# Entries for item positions
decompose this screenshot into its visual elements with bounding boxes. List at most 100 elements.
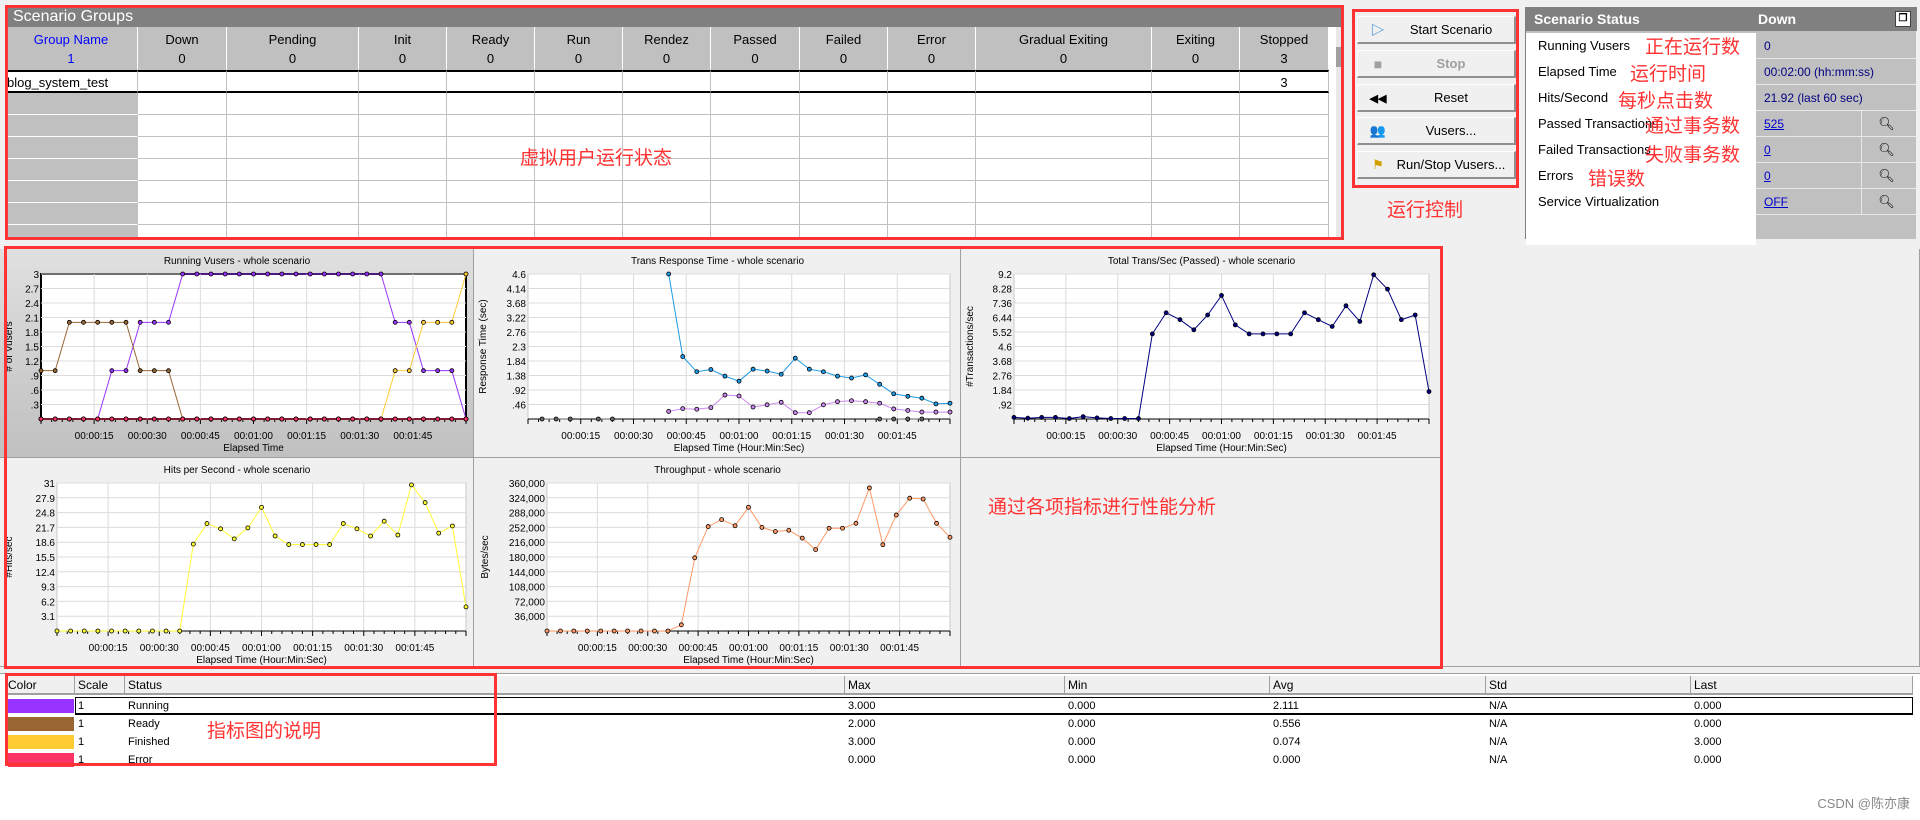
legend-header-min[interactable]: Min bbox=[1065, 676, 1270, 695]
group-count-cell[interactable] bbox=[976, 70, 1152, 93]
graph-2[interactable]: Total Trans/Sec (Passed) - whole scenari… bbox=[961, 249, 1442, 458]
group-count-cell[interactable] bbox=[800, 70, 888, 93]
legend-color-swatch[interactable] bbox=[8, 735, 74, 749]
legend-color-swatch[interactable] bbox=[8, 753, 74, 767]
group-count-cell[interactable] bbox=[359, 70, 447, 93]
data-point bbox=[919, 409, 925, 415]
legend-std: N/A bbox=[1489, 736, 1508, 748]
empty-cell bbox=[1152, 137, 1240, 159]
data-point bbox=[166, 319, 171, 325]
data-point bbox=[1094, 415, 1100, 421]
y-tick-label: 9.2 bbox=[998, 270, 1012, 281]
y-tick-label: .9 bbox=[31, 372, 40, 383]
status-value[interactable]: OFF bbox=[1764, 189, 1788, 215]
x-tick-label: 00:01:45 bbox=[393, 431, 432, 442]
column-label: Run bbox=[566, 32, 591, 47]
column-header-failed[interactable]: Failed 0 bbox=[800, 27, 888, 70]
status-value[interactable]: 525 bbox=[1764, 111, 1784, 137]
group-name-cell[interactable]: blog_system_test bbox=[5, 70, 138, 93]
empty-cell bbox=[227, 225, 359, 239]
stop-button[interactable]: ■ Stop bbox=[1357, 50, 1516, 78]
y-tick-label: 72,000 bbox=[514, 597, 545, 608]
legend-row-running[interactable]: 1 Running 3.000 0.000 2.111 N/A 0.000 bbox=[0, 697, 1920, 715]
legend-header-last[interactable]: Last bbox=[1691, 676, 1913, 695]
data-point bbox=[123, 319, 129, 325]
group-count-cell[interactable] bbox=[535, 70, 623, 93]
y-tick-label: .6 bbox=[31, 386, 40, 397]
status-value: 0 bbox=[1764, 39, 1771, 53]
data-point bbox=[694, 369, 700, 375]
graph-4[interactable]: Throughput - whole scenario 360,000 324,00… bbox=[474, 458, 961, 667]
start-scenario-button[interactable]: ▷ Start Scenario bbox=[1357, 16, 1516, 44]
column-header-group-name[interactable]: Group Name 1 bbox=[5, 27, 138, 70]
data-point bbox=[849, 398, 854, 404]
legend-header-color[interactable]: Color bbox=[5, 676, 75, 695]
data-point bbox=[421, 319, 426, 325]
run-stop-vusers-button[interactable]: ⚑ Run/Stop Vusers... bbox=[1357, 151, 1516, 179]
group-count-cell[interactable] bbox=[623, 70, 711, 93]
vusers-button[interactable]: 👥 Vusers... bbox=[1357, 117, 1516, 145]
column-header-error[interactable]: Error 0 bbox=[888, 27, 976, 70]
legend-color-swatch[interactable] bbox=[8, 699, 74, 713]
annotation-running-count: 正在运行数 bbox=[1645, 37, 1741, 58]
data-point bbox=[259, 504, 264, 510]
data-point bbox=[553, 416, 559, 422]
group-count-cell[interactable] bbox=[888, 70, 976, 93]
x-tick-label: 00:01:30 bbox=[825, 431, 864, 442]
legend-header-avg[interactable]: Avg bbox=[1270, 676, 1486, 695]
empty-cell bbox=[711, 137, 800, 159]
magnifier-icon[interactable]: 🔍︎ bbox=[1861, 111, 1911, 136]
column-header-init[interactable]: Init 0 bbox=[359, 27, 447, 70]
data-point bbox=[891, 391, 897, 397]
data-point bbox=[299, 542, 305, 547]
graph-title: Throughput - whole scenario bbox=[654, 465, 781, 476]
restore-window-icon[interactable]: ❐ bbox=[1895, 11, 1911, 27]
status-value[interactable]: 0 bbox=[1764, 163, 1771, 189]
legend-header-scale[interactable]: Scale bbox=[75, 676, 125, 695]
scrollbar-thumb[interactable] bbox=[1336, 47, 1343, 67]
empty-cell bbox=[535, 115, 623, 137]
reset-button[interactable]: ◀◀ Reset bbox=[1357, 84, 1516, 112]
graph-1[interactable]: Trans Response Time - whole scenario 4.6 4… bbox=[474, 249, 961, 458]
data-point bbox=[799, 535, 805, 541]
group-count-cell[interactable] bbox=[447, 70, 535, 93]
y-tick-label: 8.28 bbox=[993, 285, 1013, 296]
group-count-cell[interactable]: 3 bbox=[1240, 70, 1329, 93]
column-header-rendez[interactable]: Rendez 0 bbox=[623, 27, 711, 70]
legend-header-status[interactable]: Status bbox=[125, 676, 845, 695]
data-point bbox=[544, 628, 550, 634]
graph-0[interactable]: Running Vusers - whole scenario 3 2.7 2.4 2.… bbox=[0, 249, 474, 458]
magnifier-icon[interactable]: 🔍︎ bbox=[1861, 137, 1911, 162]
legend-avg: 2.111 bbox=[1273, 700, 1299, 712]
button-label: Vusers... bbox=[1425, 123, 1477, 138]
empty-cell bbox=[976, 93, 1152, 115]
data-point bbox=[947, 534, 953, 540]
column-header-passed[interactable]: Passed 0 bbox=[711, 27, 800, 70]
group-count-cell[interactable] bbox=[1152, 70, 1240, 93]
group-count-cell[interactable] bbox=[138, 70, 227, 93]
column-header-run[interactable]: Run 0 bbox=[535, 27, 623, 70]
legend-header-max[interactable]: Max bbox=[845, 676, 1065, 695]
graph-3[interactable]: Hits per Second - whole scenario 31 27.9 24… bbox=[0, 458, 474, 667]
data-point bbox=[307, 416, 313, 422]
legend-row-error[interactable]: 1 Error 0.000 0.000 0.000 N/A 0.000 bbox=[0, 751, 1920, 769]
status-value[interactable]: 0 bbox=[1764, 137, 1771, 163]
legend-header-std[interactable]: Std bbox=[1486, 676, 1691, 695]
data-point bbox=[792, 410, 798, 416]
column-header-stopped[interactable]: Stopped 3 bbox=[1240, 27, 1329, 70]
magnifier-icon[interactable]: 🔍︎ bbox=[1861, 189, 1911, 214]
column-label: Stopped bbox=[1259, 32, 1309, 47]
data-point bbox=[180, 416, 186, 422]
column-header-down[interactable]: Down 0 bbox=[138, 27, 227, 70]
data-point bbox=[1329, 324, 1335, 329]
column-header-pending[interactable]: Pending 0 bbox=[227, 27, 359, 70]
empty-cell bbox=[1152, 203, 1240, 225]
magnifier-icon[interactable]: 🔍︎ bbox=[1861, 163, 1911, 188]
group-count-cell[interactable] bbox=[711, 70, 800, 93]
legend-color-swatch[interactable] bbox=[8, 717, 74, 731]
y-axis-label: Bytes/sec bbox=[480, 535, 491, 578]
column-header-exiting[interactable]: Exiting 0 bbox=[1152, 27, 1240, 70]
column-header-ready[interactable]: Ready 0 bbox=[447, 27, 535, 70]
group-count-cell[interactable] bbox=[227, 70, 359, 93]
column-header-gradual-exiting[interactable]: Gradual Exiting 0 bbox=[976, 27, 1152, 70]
...
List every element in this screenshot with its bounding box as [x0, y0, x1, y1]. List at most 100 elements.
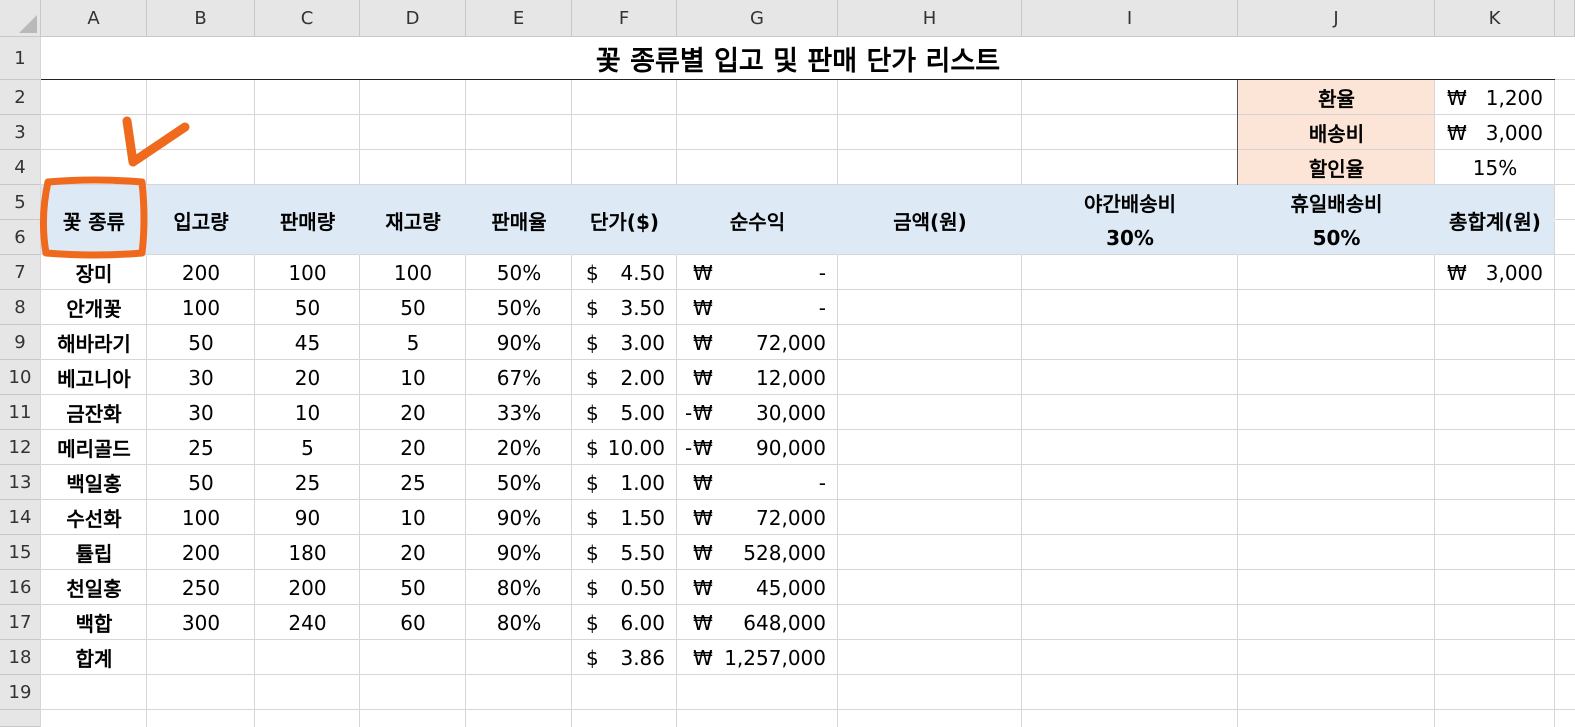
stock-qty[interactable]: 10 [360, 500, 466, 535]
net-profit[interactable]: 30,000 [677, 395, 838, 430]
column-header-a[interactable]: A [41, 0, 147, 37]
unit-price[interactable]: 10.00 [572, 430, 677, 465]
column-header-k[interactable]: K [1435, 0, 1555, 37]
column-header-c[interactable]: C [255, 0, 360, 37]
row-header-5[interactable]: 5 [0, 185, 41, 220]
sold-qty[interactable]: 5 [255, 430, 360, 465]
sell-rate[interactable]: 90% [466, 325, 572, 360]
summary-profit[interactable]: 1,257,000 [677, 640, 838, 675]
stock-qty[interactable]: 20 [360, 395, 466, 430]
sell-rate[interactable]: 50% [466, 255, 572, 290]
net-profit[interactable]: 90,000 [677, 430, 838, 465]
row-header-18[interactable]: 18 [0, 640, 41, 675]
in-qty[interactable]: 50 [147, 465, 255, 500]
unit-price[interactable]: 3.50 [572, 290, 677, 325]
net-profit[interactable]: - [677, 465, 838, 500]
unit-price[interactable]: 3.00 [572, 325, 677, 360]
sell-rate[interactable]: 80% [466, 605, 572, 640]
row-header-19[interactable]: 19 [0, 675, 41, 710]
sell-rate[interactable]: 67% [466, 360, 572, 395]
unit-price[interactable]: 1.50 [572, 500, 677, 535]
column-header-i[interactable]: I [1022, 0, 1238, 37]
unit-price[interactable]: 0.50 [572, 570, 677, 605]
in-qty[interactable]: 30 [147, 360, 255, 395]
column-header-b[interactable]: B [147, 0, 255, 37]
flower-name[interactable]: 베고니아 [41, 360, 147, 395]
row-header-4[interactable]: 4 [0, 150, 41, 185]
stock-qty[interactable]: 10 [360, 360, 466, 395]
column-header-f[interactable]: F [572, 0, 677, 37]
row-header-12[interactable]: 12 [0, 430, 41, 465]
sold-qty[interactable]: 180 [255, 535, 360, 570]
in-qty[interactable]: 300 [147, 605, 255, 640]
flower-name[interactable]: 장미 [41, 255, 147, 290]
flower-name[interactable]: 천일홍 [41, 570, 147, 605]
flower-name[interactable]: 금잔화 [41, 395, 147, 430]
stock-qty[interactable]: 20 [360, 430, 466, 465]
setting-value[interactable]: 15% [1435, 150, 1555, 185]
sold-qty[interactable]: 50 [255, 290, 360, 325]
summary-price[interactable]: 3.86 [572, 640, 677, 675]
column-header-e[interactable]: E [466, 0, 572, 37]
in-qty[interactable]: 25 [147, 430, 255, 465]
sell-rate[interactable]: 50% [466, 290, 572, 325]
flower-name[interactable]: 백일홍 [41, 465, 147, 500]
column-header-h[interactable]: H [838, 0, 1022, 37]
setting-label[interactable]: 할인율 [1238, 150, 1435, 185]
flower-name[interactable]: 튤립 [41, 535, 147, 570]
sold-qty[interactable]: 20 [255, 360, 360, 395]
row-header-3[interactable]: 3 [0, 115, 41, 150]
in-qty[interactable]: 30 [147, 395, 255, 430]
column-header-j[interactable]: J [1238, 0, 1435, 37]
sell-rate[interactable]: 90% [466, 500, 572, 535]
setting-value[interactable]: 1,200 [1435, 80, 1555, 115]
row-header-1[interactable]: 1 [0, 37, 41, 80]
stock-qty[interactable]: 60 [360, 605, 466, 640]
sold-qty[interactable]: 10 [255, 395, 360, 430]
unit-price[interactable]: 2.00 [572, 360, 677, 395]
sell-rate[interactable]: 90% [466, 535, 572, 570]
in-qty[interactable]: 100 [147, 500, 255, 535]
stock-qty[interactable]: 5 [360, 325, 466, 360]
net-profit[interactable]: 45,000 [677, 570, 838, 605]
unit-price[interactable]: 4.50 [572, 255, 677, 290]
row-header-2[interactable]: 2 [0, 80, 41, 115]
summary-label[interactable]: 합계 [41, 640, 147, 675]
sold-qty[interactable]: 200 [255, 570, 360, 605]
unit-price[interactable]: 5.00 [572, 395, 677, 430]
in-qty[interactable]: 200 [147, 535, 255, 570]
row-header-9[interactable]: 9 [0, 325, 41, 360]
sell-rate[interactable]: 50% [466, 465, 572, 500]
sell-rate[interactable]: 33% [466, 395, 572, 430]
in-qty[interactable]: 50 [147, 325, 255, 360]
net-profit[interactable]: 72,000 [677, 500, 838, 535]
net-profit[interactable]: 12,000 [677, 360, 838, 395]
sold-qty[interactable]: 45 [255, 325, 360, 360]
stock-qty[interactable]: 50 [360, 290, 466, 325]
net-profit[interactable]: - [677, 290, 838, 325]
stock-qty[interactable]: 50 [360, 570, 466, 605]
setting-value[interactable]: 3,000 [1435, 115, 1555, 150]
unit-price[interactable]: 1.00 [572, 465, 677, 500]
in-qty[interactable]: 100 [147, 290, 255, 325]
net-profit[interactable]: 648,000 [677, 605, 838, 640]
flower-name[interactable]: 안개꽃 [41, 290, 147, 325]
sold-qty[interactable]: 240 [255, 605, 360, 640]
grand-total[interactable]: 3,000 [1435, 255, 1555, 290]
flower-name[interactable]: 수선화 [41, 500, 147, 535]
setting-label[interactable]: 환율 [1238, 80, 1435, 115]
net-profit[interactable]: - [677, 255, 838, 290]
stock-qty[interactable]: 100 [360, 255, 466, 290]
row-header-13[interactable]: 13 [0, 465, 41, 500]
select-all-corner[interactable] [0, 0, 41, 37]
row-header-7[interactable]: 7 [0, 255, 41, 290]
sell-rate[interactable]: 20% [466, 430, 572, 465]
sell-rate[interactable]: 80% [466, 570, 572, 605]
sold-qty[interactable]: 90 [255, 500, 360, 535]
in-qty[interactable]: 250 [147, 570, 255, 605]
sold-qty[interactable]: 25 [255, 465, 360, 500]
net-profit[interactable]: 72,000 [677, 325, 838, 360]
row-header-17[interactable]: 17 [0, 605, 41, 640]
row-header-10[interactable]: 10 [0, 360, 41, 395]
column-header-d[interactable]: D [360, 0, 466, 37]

# Exercise aim
Output, as a numbered list, the lines running from the one containing "stock-qty[interactable]: 10 [360, 500, 466, 535]" through the one containing "summary-price[interactable]: 3.86 [572, 640, 677, 675]", both included, with any blank lines left out.

# Full output
1. stock-qty[interactable]: 10 [360, 500, 466, 535]
2. net-profit[interactable]: 30,000 [677, 395, 838, 430]
3. column-header-a[interactable]: A [41, 0, 147, 37]
4. unit-price[interactable]: 10.00 [572, 430, 677, 465]
5. column-header-k[interactable]: K [1435, 0, 1555, 37]
6. column-header-c[interactable]: C [255, 0, 360, 37]
7. row-header-5[interactable]: 5 [0, 185, 41, 220]
8. sold-qty[interactable]: 5 [255, 430, 360, 465]
9. sell-rate[interactable]: 90% [466, 325, 572, 360]
10. summary-profit[interactable]: 1,257,000 [677, 640, 838, 675]
11. stock-qty[interactable]: 20 [360, 395, 466, 430]
12. sell-rate[interactable]: 50% [466, 255, 572, 290]
13. net-profit[interactable]: 90,000 [677, 430, 838, 465]
14. row-header-18[interactable]: 18 [0, 640, 41, 675]
15. in-qty[interactable]: 50 [147, 465, 255, 500]
16. unit-price[interactable]: 3.50 [572, 290, 677, 325]
17. net-profit[interactable]: - [677, 465, 838, 500]
18. unit-price[interactable]: 3.00 [572, 325, 677, 360]
19. sell-rate[interactable]: 80% [466, 605, 572, 640]
20. row-header-19[interactable]: 19 [0, 675, 41, 710]
21. sell-rate[interactable]: 67% [466, 360, 572, 395]
22. unit-price[interactable]: 1.50 [572, 500, 677, 535]
23. column-header-i[interactable]: I [1022, 0, 1238, 37]
24. unit-price[interactable]: 0.50 [572, 570, 677, 605]
25. in-qty[interactable]: 30 [147, 360, 255, 395]
26. column-header-b[interactable]: B [147, 0, 255, 37]
27. flower-name[interactable]: 베고니아 [41, 360, 147, 395]
28. row-header-4[interactable]: 4 [0, 150, 41, 185]
29. stock-qty[interactable]: 10 [360, 360, 466, 395]
30. column-header-f[interactable]: F [572, 0, 677, 37]
31. row-header-12[interactable]: 12 [0, 430, 41, 465]
32. sold-qty[interactable]: 180 [255, 535, 360, 570]
33. in-qty[interactable]: 300 [147, 605, 255, 640]
34. flower-name[interactable]: 장미 [41, 255, 147, 290]
35. flower-name[interactable]: 천일홍 [41, 570, 147, 605]
36. flower-name[interactable]: 금잔화 [41, 395, 147, 430]
37. stock-qty[interactable]: 20 [360, 430, 466, 465]
38. setting-value[interactable]: 15% [1435, 150, 1555, 185]
39. sold-qty[interactable]: 50 [255, 290, 360, 325]
40. summary-price[interactable]: 3.86 [572, 640, 677, 675]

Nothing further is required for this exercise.